[START]

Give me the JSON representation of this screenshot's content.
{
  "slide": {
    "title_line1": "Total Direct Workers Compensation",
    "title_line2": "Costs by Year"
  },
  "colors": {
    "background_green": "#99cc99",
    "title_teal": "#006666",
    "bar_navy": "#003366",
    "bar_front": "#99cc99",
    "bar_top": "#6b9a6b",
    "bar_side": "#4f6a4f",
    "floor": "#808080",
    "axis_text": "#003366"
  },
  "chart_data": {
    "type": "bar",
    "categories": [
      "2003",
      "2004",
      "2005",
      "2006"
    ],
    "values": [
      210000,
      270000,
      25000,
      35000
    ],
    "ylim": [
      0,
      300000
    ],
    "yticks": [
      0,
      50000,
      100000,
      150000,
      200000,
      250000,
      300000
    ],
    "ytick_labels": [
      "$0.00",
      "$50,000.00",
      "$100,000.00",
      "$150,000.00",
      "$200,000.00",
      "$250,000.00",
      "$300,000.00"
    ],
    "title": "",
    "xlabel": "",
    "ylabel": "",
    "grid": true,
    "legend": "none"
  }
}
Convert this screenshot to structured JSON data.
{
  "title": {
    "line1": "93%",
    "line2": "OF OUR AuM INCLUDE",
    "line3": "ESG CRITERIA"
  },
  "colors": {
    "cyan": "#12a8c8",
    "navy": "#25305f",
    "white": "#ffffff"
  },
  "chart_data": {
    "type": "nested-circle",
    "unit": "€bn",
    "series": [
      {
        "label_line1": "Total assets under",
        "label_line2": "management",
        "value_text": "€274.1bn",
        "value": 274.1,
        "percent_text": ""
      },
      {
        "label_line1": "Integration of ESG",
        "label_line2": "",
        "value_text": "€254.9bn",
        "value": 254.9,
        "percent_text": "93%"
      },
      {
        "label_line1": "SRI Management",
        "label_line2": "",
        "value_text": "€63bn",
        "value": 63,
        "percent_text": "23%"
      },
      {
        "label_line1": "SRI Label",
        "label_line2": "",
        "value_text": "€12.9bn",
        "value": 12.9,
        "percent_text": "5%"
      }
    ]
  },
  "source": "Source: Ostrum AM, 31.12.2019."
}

[END]
[START]

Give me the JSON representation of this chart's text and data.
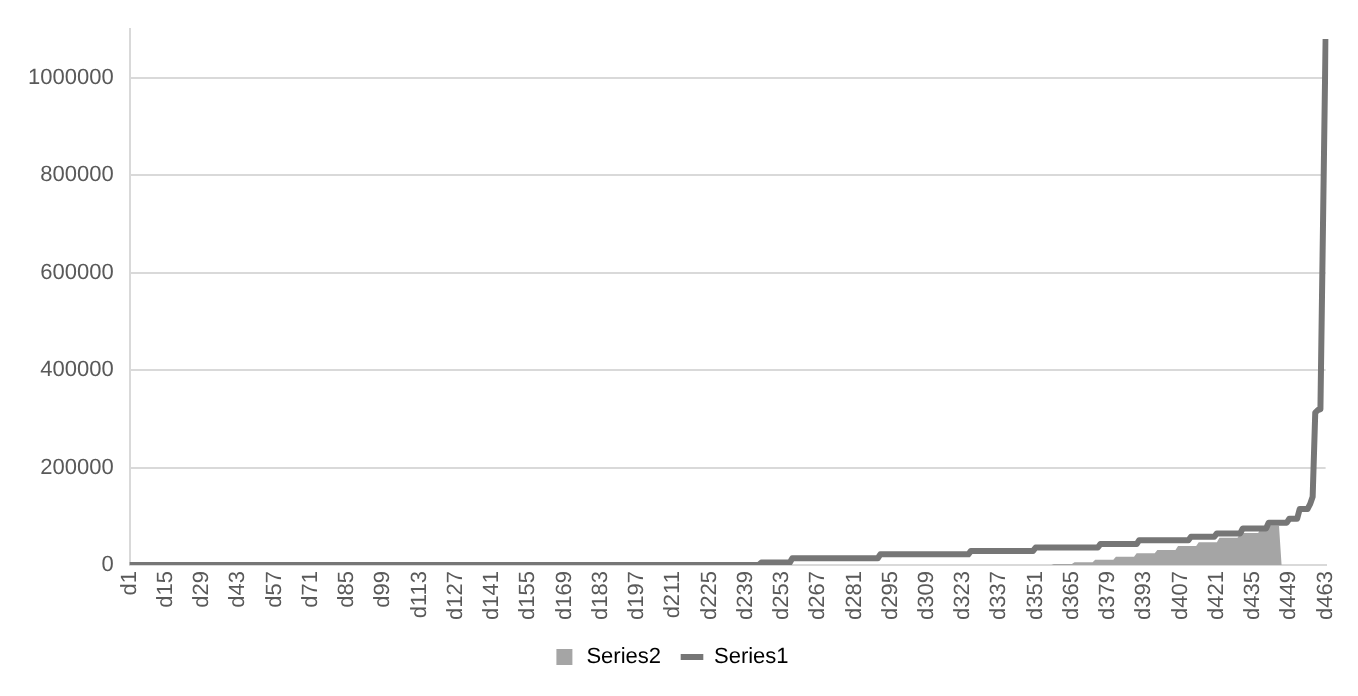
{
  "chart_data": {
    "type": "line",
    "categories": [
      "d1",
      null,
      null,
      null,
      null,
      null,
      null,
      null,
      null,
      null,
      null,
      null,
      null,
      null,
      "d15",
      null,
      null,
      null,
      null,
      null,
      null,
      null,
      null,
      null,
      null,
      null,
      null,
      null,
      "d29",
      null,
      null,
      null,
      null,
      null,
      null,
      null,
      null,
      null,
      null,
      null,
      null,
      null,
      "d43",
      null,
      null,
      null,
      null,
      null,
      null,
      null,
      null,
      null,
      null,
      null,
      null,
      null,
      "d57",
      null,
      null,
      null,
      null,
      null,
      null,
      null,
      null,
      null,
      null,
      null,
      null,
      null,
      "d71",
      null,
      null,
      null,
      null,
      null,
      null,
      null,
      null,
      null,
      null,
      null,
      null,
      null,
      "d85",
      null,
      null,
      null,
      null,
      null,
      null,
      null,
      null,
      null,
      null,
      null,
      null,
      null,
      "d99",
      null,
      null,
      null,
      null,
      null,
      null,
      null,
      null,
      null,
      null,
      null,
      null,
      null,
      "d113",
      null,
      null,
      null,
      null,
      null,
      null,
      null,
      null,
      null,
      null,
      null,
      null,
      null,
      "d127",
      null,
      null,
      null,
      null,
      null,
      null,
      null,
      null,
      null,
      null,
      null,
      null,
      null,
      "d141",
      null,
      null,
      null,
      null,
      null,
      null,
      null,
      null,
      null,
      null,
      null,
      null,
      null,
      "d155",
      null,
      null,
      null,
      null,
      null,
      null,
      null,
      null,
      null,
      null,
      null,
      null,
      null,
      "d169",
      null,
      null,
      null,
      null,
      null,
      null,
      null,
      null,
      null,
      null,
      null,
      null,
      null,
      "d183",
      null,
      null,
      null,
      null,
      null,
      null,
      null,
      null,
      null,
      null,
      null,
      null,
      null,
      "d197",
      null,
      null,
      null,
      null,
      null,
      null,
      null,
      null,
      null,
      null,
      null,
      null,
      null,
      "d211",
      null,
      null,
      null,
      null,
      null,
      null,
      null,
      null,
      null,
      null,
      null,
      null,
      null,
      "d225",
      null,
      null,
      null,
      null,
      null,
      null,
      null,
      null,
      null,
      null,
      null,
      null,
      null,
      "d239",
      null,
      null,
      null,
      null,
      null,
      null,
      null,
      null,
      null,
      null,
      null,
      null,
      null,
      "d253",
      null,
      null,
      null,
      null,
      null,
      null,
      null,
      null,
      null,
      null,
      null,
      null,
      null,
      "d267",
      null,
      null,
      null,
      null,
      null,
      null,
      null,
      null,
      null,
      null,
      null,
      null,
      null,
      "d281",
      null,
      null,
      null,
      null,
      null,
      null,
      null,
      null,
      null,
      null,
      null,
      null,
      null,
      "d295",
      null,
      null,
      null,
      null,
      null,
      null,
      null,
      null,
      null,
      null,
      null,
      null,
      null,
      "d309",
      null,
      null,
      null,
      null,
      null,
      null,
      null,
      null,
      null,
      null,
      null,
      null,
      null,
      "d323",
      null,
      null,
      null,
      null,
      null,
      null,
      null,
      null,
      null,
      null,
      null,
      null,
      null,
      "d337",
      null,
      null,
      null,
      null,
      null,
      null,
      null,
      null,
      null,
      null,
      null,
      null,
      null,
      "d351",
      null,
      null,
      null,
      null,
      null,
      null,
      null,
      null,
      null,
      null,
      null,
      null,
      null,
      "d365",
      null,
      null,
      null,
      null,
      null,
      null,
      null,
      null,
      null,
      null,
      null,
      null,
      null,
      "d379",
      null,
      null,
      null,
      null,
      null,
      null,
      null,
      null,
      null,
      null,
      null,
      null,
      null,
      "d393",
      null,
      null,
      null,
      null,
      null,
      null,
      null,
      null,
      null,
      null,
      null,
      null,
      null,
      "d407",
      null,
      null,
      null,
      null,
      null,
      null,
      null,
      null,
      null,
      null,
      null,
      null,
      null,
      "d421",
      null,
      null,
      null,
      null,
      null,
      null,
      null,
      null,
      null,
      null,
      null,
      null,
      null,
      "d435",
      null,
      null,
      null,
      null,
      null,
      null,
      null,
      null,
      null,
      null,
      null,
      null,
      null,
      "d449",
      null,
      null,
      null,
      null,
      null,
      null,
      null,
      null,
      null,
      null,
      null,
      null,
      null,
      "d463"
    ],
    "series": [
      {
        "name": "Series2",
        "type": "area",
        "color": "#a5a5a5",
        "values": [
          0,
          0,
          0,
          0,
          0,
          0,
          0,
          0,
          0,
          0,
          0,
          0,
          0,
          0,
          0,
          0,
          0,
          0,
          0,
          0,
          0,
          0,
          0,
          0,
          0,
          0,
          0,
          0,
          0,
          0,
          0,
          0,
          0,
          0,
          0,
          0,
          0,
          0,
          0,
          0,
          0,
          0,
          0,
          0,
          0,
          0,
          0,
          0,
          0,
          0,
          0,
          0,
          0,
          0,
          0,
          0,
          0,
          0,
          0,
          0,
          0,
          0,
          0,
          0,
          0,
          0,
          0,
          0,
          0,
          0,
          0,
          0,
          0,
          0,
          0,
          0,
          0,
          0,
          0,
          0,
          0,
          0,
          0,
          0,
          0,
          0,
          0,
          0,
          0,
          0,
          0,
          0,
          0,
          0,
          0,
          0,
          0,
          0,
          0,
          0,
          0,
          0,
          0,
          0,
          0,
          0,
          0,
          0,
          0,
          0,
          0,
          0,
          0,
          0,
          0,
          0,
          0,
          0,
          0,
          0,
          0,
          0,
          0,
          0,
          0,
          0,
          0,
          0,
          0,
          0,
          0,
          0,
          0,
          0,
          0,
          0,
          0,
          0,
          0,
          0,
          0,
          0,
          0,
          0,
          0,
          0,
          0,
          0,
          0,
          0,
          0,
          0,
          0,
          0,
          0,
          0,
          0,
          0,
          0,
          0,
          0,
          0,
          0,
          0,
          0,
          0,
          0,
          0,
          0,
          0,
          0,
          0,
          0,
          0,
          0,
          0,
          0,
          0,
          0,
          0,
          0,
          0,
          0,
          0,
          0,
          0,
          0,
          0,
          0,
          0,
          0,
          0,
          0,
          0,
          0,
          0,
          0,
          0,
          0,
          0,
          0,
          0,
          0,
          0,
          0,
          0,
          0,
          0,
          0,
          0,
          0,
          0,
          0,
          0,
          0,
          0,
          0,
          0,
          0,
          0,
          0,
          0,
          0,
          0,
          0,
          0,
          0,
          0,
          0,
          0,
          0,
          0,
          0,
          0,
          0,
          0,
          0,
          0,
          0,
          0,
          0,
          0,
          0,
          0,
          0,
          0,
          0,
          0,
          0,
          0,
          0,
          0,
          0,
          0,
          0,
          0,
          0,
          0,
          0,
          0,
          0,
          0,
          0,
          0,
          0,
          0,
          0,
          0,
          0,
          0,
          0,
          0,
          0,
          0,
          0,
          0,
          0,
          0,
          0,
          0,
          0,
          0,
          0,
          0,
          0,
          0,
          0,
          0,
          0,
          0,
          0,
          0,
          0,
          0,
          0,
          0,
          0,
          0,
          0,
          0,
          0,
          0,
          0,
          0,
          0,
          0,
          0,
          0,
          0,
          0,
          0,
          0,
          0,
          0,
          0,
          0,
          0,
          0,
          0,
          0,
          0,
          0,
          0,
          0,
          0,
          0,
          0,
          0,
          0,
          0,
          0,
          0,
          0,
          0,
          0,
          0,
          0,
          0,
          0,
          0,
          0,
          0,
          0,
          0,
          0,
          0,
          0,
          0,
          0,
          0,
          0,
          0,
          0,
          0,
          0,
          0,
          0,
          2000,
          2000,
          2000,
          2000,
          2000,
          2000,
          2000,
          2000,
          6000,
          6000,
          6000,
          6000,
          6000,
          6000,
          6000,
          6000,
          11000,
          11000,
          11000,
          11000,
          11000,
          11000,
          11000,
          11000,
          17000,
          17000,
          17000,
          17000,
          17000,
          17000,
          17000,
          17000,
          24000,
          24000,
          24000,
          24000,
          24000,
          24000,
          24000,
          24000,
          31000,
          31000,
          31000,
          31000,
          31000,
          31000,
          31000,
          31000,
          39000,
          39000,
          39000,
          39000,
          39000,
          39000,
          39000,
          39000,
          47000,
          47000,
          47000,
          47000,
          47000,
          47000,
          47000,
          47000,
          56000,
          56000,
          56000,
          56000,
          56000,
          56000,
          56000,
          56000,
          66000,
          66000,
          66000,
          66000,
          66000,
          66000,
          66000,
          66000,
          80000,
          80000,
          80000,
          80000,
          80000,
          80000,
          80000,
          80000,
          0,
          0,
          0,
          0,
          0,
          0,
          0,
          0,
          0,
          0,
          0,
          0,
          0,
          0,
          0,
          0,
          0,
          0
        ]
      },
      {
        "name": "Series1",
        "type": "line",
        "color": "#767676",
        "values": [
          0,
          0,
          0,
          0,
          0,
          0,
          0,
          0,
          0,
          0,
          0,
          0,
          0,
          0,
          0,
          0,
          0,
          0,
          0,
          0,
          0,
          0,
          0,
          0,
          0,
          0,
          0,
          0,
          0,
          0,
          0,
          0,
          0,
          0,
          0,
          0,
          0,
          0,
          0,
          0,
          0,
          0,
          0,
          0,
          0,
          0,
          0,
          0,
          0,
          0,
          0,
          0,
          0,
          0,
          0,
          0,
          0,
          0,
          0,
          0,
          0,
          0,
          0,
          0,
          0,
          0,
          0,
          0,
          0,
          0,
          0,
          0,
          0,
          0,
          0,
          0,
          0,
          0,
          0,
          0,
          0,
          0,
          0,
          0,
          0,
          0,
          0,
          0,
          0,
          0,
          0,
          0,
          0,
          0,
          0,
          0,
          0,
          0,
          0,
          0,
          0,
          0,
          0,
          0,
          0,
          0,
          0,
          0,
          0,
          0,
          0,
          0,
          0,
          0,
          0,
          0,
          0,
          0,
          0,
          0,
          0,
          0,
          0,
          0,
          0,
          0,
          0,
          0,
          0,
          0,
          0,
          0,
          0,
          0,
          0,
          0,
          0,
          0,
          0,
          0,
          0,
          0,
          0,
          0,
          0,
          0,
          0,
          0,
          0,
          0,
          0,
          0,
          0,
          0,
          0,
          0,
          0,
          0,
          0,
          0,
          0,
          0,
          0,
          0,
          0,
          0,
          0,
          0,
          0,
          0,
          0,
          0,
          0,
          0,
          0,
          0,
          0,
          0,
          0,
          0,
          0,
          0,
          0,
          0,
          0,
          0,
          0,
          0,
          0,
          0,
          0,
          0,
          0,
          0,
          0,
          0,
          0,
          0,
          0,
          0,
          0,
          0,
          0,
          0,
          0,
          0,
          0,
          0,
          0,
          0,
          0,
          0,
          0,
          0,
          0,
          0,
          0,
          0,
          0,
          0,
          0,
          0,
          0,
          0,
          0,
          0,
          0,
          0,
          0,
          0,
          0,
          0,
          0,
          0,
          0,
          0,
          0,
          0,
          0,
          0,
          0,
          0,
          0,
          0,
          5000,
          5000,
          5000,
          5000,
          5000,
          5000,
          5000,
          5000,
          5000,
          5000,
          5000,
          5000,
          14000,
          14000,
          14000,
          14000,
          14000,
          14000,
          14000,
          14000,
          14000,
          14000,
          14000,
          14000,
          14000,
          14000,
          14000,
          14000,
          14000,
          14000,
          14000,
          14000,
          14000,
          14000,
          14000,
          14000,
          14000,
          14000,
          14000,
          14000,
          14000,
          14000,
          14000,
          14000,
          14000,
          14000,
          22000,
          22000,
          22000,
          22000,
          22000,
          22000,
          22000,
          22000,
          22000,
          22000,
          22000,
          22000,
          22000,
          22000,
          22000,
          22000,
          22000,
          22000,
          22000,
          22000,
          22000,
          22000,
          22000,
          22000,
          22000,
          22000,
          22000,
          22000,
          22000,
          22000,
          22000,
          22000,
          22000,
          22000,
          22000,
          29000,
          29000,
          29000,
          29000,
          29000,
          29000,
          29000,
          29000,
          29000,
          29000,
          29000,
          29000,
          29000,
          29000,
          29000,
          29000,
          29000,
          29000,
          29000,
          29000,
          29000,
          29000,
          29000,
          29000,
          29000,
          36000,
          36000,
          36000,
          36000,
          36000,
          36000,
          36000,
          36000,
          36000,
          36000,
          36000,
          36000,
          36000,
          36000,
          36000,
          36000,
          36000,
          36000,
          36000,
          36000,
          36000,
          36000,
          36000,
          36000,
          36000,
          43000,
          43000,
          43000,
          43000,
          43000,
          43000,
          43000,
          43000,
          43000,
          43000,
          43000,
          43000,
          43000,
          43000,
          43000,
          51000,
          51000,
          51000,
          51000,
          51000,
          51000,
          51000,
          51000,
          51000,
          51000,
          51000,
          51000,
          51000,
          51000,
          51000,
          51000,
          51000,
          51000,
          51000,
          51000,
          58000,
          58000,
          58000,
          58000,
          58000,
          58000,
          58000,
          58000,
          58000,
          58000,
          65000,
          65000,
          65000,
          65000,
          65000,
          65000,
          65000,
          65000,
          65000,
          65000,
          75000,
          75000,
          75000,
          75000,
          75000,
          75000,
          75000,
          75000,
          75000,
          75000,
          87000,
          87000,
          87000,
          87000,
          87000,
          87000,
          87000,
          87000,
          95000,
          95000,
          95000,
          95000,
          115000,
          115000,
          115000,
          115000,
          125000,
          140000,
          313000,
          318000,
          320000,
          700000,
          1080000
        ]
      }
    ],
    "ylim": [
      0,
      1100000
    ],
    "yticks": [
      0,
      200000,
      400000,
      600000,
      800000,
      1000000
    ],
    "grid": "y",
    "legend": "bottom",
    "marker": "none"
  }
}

[END]

- Exercise -
Report all lines of the data that include the word "representation".

- Answer -
Give me the JSON representation of this screenshot's content.
Give me the JSON representation of this chart's text and data.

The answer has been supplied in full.